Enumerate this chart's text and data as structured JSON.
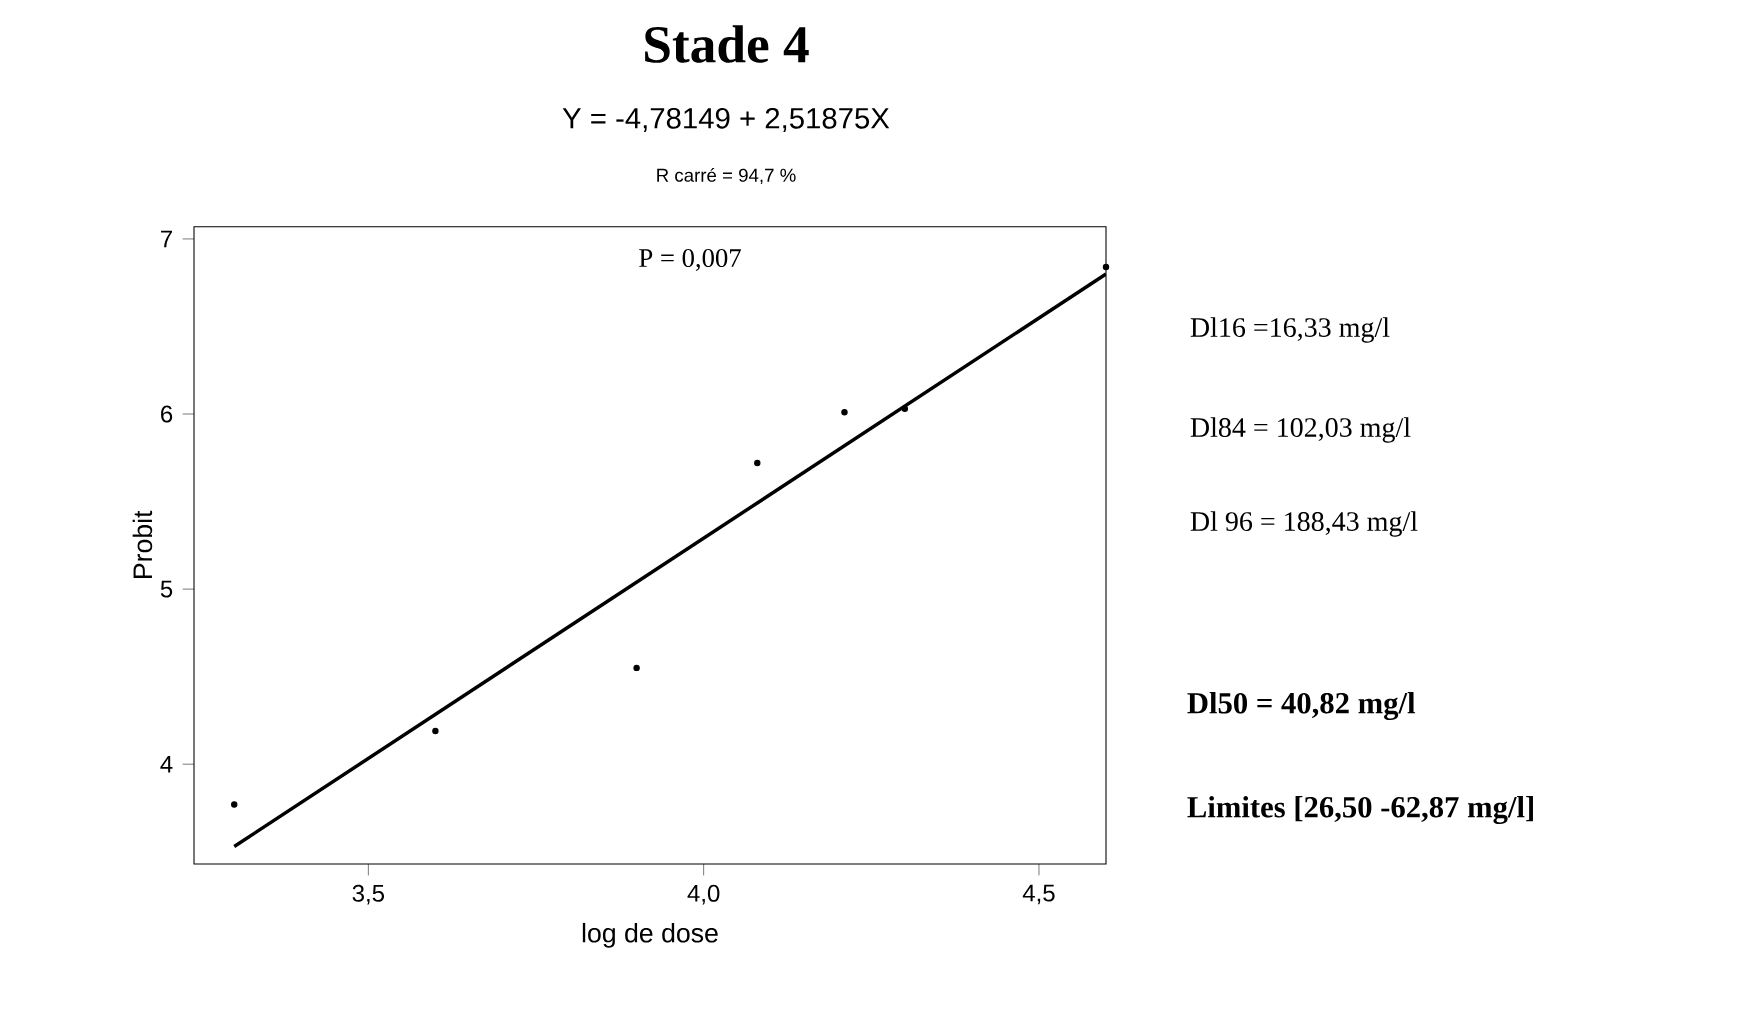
{
  "chart_data": {
    "type": "scatter",
    "title": "Stade 4",
    "subtitle": "Y = -4,78149 + 2,51875X",
    "xlabel": "log de dose",
    "ylabel": "Probit",
    "series": [
      {
        "color": "#000000",
        "marker": "circle",
        "x": [
          3.3,
          3.6,
          3.9,
          4.08,
          4.21,
          4.3,
          4.6
        ],
        "values": [
          3.77,
          4.19,
          4.55,
          5.72,
          6.01,
          6.03,
          6.84
        ]
      },
      {
        "type": "line",
        "color": "#000000",
        "marker": "none",
        "x": [
          3.3,
          4.6
        ],
        "values": [
          3.53,
          6.8
        ]
      }
    ],
    "xlim": [
      3.24,
      4.6
    ],
    "ylim": [
      3.43,
      7.07
    ],
    "xticks": [
      {
        "value": 3.5,
        "label": "3,5"
      },
      {
        "value": 4.0,
        "label": "4,0"
      },
      {
        "value": 4.5,
        "label": "4,5"
      }
    ],
    "yticks": [
      4,
      5,
      6,
      7
    ],
    "annotations": [
      "R carré = 94,7 %",
      "P = 0,007",
      "Dl16 =16,33 mg/l",
      "Dl84 = 102,03 mg/l",
      "Dl 96 = 188,43 mg/l",
      "Dl50 = 40,82 mg/l",
      "Limites [26,50 -62,87 mg/l]"
    ],
    "grid": false
  }
}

****************************************

> **To be done**:
Transcribe the full listing character for character. Pictures are excluded.

> **Written reply**:
Enumerate this chart's text and data as structured JSON.
{
  "chart_data": {
    "type": "scatter",
    "title": "Stade 4",
    "subtitle": "Y = -4,78149 + 2,51875X",
    "xlabel": "log de dose",
    "ylabel": "Probit",
    "series": [
      {
        "color": "#000000",
        "marker": "circle",
        "x": [
          3.3,
          3.6,
          3.9,
          4.08,
          4.21,
          4.3,
          4.6
        ],
        "values": [
          3.77,
          4.19,
          4.55,
          5.72,
          6.01,
          6.03,
          6.84
        ]
      },
      {
        "type": "line",
        "color": "#000000",
        "marker": "none",
        "x": [
          3.3,
          4.6
        ],
        "values": [
          3.53,
          6.8
        ]
      }
    ],
    "xlim": [
      3.24,
      4.6
    ],
    "ylim": [
      3.43,
      7.07
    ],
    "xticks": [
      {
        "value": 3.5,
        "label": "3,5"
      },
      {
        "value": 4.0,
        "label": "4,0"
      },
      {
        "value": 4.5,
        "label": "4,5"
      }
    ],
    "yticks": [
      4,
      5,
      6,
      7
    ],
    "annotations": [
      "R carré = 94,7 %",
      "P = 0,007",
      "Dl16 =16,33 mg/l",
      "Dl84 = 102,03 mg/l",
      "Dl 96 = 188,43 mg/l",
      "Dl50 = 40,82 mg/l",
      "Limites [26,50 -62,87 mg/l]"
    ],
    "grid": false
  }
}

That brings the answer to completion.